(Lines of data)
☆ ☆ ☆ ☆ ☆ ☆ ☆

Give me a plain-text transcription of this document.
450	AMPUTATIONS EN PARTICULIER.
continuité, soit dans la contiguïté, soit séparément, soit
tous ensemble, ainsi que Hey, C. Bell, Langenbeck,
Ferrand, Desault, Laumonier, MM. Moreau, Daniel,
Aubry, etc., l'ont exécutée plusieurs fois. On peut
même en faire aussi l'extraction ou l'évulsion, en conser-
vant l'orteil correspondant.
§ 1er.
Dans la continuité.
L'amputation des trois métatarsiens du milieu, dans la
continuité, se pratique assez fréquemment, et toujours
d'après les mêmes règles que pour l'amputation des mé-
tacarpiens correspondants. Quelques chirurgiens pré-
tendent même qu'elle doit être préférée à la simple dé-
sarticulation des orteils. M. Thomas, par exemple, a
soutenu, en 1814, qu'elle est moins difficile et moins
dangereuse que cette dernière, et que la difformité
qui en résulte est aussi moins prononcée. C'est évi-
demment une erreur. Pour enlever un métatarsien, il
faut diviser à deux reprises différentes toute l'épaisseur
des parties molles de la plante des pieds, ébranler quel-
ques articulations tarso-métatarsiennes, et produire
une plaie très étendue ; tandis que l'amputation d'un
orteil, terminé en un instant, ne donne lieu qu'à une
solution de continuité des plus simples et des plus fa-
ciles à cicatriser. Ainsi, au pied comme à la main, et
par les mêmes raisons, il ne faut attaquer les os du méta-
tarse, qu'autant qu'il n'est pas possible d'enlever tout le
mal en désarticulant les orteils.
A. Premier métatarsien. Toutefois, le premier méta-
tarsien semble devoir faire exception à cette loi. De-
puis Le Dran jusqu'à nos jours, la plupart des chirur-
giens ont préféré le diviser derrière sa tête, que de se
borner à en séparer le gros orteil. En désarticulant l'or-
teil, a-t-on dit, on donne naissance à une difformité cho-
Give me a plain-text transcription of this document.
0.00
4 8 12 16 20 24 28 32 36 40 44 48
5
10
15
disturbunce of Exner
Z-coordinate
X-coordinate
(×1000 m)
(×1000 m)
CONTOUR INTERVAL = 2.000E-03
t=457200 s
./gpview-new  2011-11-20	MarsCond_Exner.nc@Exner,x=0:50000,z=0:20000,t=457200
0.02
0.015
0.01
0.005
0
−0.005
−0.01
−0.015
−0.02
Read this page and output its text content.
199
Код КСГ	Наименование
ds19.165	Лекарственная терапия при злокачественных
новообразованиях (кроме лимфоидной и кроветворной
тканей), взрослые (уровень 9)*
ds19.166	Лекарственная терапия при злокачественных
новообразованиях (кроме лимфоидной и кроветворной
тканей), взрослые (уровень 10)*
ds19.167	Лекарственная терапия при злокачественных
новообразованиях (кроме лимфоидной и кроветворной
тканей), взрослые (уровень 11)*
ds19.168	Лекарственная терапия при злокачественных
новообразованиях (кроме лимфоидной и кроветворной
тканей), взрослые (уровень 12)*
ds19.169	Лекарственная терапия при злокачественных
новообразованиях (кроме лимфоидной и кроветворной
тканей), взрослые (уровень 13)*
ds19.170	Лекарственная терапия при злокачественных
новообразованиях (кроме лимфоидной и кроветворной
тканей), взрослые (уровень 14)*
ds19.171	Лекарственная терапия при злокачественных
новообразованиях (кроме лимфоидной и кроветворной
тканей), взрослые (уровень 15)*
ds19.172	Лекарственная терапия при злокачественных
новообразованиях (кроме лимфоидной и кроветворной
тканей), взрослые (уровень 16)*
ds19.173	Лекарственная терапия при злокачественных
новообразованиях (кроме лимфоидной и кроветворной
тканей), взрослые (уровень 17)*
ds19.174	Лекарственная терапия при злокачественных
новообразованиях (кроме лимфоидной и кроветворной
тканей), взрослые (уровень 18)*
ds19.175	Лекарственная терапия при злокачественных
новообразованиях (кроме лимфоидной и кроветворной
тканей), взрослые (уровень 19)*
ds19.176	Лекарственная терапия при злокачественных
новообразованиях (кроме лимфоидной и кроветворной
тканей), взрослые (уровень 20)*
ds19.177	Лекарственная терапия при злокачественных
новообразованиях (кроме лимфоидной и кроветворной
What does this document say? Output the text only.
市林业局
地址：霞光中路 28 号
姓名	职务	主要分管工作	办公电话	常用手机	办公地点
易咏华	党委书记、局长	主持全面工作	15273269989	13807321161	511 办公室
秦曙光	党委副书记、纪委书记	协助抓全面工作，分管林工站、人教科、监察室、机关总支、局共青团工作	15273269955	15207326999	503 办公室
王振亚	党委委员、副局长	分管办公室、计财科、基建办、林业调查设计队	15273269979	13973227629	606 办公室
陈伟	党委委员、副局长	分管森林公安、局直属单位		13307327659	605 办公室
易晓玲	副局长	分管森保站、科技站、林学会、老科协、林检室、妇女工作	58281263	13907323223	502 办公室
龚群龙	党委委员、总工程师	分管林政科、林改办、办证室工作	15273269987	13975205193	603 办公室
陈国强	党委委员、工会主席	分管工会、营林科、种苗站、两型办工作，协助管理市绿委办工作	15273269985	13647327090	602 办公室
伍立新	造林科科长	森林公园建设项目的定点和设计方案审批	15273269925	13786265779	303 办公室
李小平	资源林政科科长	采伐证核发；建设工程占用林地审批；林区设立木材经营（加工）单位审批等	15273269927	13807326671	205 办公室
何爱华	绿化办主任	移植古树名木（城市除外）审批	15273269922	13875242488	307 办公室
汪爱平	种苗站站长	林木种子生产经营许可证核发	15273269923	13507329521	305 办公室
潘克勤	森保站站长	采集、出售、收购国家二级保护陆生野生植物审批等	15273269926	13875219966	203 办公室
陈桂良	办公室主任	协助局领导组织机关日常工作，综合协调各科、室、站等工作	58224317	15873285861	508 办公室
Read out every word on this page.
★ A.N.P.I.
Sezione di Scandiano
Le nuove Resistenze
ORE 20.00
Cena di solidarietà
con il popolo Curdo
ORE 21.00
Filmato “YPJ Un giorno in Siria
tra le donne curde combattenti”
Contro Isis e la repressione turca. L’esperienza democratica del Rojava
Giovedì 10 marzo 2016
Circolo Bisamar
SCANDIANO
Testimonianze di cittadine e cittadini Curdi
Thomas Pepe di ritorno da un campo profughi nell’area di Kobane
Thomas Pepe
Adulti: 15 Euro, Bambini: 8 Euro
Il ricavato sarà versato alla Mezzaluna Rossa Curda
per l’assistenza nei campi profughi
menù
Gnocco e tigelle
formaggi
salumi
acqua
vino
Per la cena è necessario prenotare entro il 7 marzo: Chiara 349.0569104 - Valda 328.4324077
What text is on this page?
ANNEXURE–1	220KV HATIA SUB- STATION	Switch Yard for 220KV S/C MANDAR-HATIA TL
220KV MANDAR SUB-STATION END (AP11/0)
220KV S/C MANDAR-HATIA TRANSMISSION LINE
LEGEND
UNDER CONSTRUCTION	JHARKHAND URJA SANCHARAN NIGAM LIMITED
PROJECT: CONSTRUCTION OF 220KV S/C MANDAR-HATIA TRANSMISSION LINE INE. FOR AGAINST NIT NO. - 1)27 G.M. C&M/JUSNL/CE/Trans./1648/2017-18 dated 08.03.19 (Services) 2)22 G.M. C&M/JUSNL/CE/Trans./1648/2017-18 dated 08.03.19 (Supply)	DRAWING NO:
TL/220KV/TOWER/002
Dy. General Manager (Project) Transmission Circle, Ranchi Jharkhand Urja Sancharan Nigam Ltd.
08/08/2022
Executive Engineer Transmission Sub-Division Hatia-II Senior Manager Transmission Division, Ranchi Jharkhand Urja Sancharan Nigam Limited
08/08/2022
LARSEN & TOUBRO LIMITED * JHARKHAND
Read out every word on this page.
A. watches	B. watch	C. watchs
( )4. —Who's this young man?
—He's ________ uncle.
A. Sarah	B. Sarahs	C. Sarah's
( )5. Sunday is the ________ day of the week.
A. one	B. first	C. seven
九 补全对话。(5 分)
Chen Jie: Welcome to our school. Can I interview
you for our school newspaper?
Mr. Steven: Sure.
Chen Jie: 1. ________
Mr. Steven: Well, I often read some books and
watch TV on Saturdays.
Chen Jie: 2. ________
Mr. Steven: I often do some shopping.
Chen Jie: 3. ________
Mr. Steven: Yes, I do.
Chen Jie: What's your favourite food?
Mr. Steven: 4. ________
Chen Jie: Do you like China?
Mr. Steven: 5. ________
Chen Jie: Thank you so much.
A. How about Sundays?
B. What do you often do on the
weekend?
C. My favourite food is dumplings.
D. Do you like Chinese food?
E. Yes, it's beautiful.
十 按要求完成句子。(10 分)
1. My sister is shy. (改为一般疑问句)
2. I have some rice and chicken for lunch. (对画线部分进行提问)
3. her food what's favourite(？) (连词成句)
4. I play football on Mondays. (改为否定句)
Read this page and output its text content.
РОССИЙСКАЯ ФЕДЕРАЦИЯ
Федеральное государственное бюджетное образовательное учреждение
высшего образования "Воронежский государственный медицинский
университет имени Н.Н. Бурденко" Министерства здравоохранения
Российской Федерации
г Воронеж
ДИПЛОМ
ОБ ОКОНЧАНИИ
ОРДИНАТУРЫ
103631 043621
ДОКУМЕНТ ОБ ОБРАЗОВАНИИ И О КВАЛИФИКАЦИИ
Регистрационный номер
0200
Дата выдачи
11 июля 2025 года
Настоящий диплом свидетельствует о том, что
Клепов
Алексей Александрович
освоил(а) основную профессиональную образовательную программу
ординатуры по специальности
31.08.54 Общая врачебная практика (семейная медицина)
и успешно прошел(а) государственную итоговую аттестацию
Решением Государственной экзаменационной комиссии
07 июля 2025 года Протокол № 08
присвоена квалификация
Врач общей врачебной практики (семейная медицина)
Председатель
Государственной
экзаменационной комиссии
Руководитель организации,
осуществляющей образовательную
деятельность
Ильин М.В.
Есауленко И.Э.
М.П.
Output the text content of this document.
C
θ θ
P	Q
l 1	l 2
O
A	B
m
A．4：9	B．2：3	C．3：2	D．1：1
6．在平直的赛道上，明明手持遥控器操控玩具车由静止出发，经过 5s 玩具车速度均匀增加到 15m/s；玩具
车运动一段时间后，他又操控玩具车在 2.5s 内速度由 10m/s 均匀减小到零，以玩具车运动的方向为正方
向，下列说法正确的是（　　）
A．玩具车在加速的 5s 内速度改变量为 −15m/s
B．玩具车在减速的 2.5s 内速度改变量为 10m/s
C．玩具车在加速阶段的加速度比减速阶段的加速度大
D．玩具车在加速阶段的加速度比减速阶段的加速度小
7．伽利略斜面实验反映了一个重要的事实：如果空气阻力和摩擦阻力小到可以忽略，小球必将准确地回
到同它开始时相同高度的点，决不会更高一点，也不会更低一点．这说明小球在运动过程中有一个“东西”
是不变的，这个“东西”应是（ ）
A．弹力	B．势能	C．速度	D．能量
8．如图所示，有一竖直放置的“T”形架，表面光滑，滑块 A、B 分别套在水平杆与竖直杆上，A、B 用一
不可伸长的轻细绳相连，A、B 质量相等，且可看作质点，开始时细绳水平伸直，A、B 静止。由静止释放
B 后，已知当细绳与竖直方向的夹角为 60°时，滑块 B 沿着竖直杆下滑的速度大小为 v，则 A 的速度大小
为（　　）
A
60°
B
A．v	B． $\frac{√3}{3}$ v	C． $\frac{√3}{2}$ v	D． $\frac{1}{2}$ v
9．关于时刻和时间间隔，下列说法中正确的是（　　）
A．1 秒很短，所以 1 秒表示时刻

☆ ☆ ☆ ☆ ☆ ☆ ☆

Problem description
Select all lines with the word "diviser" from the entries above.

Exercise output
faut diviser à deux reprises différentes toute l'épaisseur
giens ont préféré le diviser derrière sa tête, que de se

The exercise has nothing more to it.